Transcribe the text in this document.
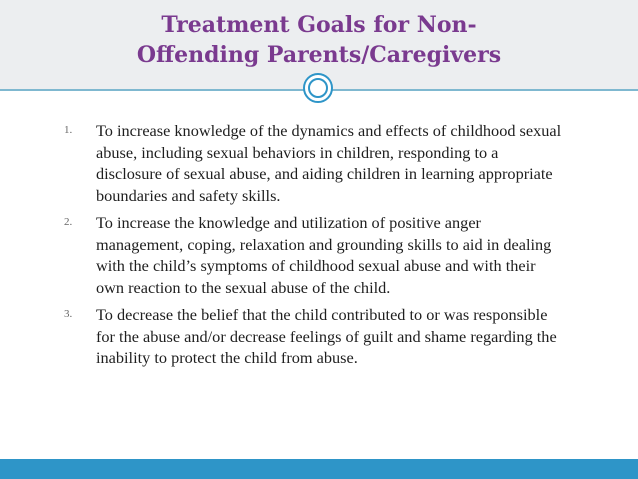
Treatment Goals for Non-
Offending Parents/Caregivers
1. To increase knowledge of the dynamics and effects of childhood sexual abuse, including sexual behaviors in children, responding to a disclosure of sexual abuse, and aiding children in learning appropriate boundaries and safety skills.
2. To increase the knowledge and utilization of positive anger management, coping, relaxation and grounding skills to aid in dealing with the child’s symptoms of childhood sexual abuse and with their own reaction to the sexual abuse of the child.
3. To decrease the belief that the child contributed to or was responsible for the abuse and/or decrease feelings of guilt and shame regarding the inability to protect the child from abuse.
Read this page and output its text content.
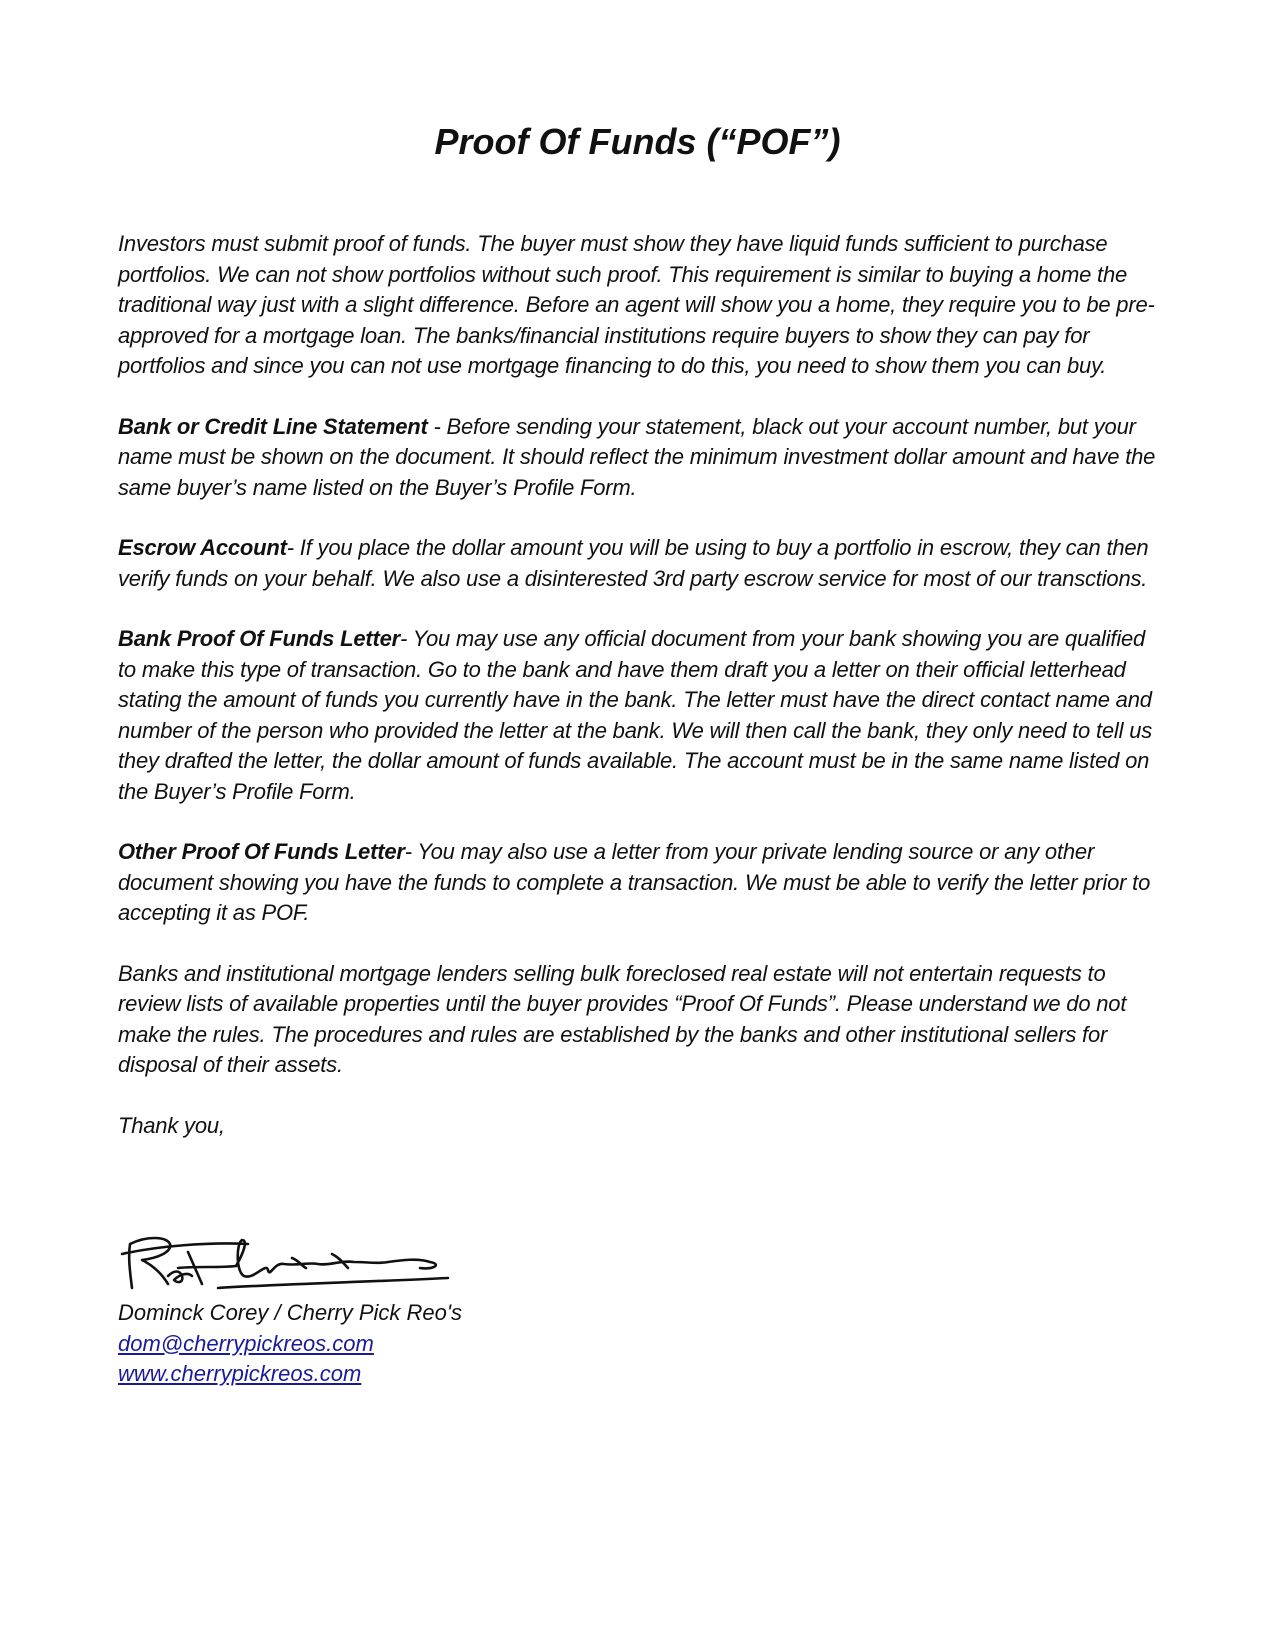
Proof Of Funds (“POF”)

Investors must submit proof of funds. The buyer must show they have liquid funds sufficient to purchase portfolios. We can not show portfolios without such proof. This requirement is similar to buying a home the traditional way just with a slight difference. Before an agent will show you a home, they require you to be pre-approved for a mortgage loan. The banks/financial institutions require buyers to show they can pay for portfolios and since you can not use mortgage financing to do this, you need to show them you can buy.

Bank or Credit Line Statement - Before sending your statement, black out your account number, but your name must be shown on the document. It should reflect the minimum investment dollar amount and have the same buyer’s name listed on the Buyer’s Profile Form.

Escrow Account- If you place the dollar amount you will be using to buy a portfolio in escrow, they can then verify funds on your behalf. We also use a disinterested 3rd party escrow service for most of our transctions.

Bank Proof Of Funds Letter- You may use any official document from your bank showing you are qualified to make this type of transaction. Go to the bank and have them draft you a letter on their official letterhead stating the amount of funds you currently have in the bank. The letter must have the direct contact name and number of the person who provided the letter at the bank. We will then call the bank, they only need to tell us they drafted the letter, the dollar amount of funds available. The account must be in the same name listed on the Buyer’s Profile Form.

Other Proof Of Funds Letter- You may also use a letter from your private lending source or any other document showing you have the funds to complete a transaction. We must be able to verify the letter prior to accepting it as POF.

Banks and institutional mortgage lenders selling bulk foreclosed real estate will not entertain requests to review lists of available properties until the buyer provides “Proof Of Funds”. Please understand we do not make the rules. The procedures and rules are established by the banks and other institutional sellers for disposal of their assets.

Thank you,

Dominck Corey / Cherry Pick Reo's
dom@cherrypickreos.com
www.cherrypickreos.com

--- What you have to do ---
Write out every record above exactly as it stands, but leave out the pictures.

--- Result ---
Transcribe the text in this document.
Treatment Goals for Non-
Offending Parents/Caregivers
1. To increase knowledge of the dynamics and effects of childhood sexual abuse, including sexual behaviors in children, responding to a disclosure of sexual abuse, and aiding children in learning appropriate boundaries and safety skills.
2. To increase the knowledge and utilization of positive anger management, coping, relaxation and grounding skills to aid in dealing with the child’s symptoms of childhood sexual abuse and with their own reaction to the sexual abuse of the child.
3. To decrease the belief that the child contributed to or was responsible for the abuse and/or decrease feelings of guilt and shame regarding the inability to protect the child from abuse.
Read this page and output its text content.
Proof Of Funds (“POF”)

Investors must submit proof of funds. The buyer must show they have liquid funds sufficient to purchase portfolios. We can not show portfolios without such proof. This requirement is similar to buying a home the traditional way just with a slight difference. Before an agent will show you a home, they require you to be pre-approved for a mortgage loan. The banks/financial institutions require buyers to show they can pay for portfolios and since you can not use mortgage financing to do this, you need to show them you can buy.

Bank or Credit Line Statement - Before sending your statement, black out your account number, but your name must be shown on the document. It should reflect the minimum investment dollar amount and have the same buyer’s name listed on the Buyer’s Profile Form.

Escrow Account- If you place the dollar amount you will be using to buy a portfolio in escrow, they can then verify funds on your behalf. We also use a disinterested 3rd party escrow service for most of our transctions.

Bank Proof Of Funds Letter- You may use any official document from your bank showing you are qualified to make this type of transaction. Go to the bank and have them draft you a letter on their official letterhead stating the amount of funds you currently have in the bank. The letter must have the direct contact name and number of the person who provided the letter at the bank. We will then call the bank, they only need to tell us they drafted the letter, the dollar amount of funds available. The account must be in the same name listed on the Buyer’s Profile Form.

Other Proof Of Funds Letter- You may also use a letter from your private lending source or any other document showing you have the funds to complete a transaction. We must be able to verify the letter prior to accepting it as POF.

Banks and institutional mortgage lenders selling bulk foreclosed real estate will not entertain requests to review lists of available properties until the buyer provides “Proof Of Funds”. Please understand we do not make the rules. The procedures and rules are established by the banks and other institutional sellers for disposal of their assets.

Thank you,

Dominck Corey / Cherry Pick Reo's
dom@cherrypickreos.com
www.cherrypickreos.com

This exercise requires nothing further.